What you should do
Track down every line below that holds "残留标准误差" and copy it.

Records for the task
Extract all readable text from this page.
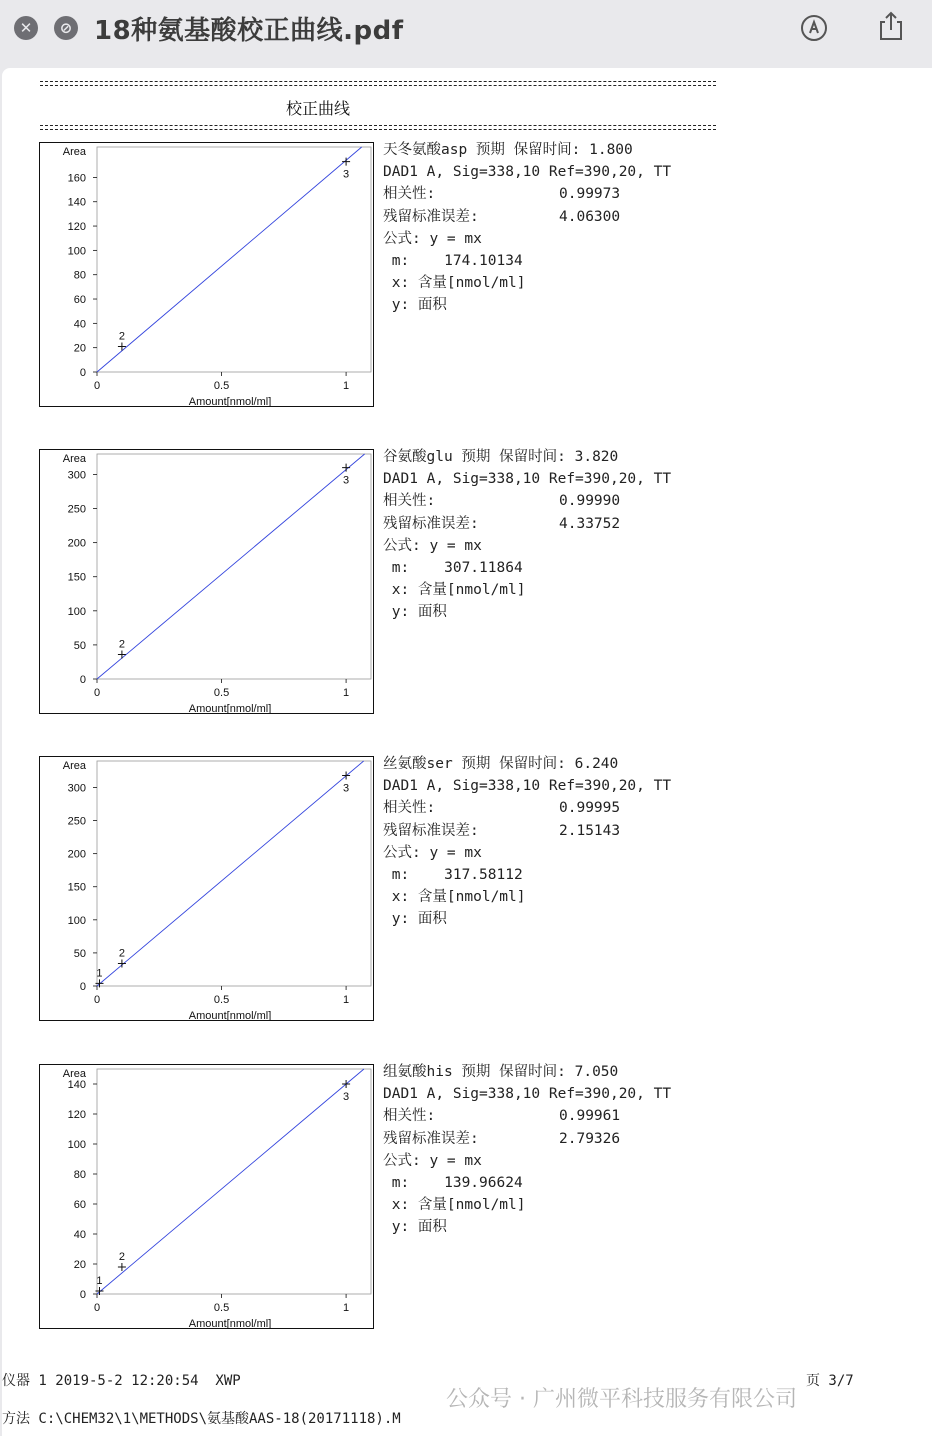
✕	⊘ 18种氨基酸校正曲线.pdf
校正曲线
Area
Amount[nmol/ml]
0
20
40
60
80
100
120
140
160
0	0.5	1
2
3
天冬氨酸asp 预期 保留时间: 1.800
DAD1 A, Sig=338,10 Ref=390,20, TT
相关性:	0.99973
残留标准误差:	4.06300
公式: y = mx
m:    174.10134
x: 含量[nmol/ml]
y: 面积
Area
Amount[nmol/ml]
0
50
100
150
200
250
300
0	0.5	1
2
3
谷氨酸glu 预期 保留时间: 3.820
DAD1 A, Sig=338,10 Ref=390,20, TT
相关性:	0.99990
残留标准误差:	4.33752
公式: y = mx
m:    307.11864
x: 含量[nmol/ml]
y: 面积
Area
Amount[nmol/ml]
0
50
100
150
200
250
300
0	0.5	1
1
2
3
丝氨酸ser 预期 保留时间: 6.240
DAD1 A, Sig=338,10 Ref=390,20, TT
相关性:	0.99995
残留标准误差:	2.15143
公式: y = mx
m:    317.58112
x: 含量[nmol/ml]
y: 面积
Area
Amount[nmol/ml]
0
20
40
60
80
100
120
140
0	0.5	1
1
2
3
组氨酸his 预期 保留时间: 7.050
DAD1 A, Sig=338,10 Ref=390,20, TT
相关性:	0.99961
残留标准误差:	2.79326
公式: y = mx
m:    139.96624
x: 含量[nmol/ml]
y: 面积
仪器 1 2019-5-2 12:20:54  XWP	页 3/7
方法 C:\CHEM32\1\METHODS\氨基酸AAS-18(20171118).M
公众号 · 广州微平科技服务有限公司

Response
残留标准误差:	4.06300
残留标准误差:	4.33752
残留标准误差:	2.15143
残留标准误差:	2.79326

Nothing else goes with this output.